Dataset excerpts
start
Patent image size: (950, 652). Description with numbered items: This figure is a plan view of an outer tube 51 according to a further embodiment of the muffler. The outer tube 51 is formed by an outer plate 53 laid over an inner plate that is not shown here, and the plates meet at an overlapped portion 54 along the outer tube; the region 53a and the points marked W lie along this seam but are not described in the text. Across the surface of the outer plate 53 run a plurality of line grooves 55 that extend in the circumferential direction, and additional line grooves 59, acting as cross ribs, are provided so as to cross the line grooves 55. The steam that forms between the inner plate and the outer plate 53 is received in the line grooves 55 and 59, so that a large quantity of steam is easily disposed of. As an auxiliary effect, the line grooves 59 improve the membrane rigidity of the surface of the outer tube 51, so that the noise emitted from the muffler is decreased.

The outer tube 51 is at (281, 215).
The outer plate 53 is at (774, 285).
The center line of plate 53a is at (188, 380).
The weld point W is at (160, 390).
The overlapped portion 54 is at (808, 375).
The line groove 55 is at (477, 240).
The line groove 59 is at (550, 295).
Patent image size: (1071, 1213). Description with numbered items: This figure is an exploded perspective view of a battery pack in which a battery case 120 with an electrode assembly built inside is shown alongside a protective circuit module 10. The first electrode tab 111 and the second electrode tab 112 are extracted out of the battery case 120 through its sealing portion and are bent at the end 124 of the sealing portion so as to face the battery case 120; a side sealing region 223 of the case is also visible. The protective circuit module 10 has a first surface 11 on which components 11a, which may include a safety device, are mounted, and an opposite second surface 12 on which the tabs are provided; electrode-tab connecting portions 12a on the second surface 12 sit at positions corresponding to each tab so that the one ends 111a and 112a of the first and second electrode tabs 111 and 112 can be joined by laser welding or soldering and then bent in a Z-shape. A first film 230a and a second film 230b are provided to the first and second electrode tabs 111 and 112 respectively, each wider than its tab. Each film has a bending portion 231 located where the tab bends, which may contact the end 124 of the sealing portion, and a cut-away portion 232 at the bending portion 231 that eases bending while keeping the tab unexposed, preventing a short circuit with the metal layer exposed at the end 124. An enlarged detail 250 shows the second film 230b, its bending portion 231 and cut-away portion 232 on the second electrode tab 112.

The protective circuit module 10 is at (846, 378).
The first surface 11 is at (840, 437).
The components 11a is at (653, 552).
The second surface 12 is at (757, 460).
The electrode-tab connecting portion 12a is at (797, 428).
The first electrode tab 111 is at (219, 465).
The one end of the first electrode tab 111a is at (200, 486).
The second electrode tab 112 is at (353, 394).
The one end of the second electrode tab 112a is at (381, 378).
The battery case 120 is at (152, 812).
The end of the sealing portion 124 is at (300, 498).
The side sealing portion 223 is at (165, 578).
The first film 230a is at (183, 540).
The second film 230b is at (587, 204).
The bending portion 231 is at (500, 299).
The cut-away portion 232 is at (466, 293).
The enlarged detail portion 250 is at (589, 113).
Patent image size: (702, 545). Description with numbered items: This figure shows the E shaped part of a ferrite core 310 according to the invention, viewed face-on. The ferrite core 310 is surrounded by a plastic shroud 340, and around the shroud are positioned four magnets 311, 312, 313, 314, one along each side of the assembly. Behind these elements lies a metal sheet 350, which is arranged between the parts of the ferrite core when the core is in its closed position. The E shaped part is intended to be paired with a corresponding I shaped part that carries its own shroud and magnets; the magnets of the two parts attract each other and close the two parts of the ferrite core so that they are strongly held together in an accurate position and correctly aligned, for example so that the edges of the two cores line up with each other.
end
→ Job:
Reproduce every line of the records above word for word, without changing anything.

→ Solved problem:
Patent image size: (950, 652). Description with numbered items: This figure is a plan view of an outer tube 51 according to a further embodiment of the muffler. The outer tube 51 is formed by an outer plate 53 laid over an inner plate that is not shown here, and the plates meet at an overlapped portion 54 along the outer tube; the region 53a and the points marked W lie along this seam but are not described in the text. Across the surface of the outer plate 53 run a plurality of line grooves 55 that extend in the circumferential direction, and additional line grooves 59, acting as cross ribs, are provided so as to cross the line grooves 55. The steam that forms between the inner plate and the outer plate 53 is received in the line grooves 55 and 59, so that a large quantity of steam is easily disposed of. As an auxiliary effect, the line grooves 59 improve the membrane rigidity of the surface of the outer tube 51, so that the noise emitted from the muffler is decreased.

The outer tube 51 is at (281, 215).
The outer plate 53 is at (774, 285).
The center line of plate 53a is at (188, 380).
The weld point W is at (160, 390).
The overlapped portion 54 is at (808, 375).
The line groove 55 is at (477, 240).
The line groove 59 is at (550, 295).
Patent image size: (1071, 1213). Description with numbered items: This figure is an exploded perspective view of a battery pack in which a battery case 120 with an electrode assembly built inside is shown alongside a protective circuit module 10. The first electrode tab 111 and the second electrode tab 112 are extracted out of the battery case 120 through its sealing portion and are bent at the end 124 of the sealing portion so as to face the battery case 120; a side sealing region 223 of the case is also visible. The protective circuit module 10 has a first surface 11 on which components 11a, which may include a safety device, are mounted, and an opposite second surface 12 on which the tabs are provided; electrode-tab connecting portions 12a on the second surface 12 sit at positions corresponding to each tab so that the one ends 111a and 112a of the first and second electrode tabs 111 and 112 can be joined by laser welding or soldering and then bent in a Z-shape. A first film 230a and a second film 230b are provided to the first and second electrode tabs 111 and 112 respectively, each wider than its tab. Each film has a bending portion 231 located where the tab bends, which may contact the end 124 of the sealing portion, and a cut-away portion 232 at the bending portion 231 that eases bending while keeping the tab unexposed, preventing a short circuit with the metal layer exposed at the end 124. An enlarged detail 250 shows the second film 230b, its bending portion 231 and cut-away portion 232 on the second electrode tab 112.

The protective circuit module 10 is at (846, 378).
The first surface 11 is at (840, 437).
The components 11a is at (653, 552).
The second surface 12 is at (757, 460).
The electrode-tab connecting portion 12a is at (797, 428).
The first electrode tab 111 is at (219, 465).
The one end of the first electrode tab 111a is at (200, 486).
The second electrode tab 112 is at (353, 394).
The one end of the second electrode tab 112a is at (381, 378).
The battery case 120 is at (152, 812).
The end of the sealing portion 124 is at (300, 498).
The side sealing portion 223 is at (165, 578).
The first film 230a is at (183, 540).
The second film 230b is at (587, 204).
The bending portion 231 is at (500, 299).
The cut-away portion 232 is at (466, 293).
The enlarged detail portion 250 is at (589, 113).
Patent image size: (702, 545). Description with numbered items: This figure shows the E shaped part of a ferrite core 310 according to the invention, viewed face-on. The ferrite core 310 is surrounded by a plastic shroud 340, and around the shroud are positioned four magnets 311, 312, 313, 314, one along each side of the assembly. Behind these elements lies a metal sheet 350, which is arranged between the parts of the ferrite core when the core is in its closed position. The E shaped part is intended to be paired with a corresponding I shaped part that carries its own shroud and magnets; the magnets of the two parts attract each other and close the two parts of the ferrite core so that they are strongly held together in an accurate position and correctly aligned, for example so that the edges of the two cores line up with each other.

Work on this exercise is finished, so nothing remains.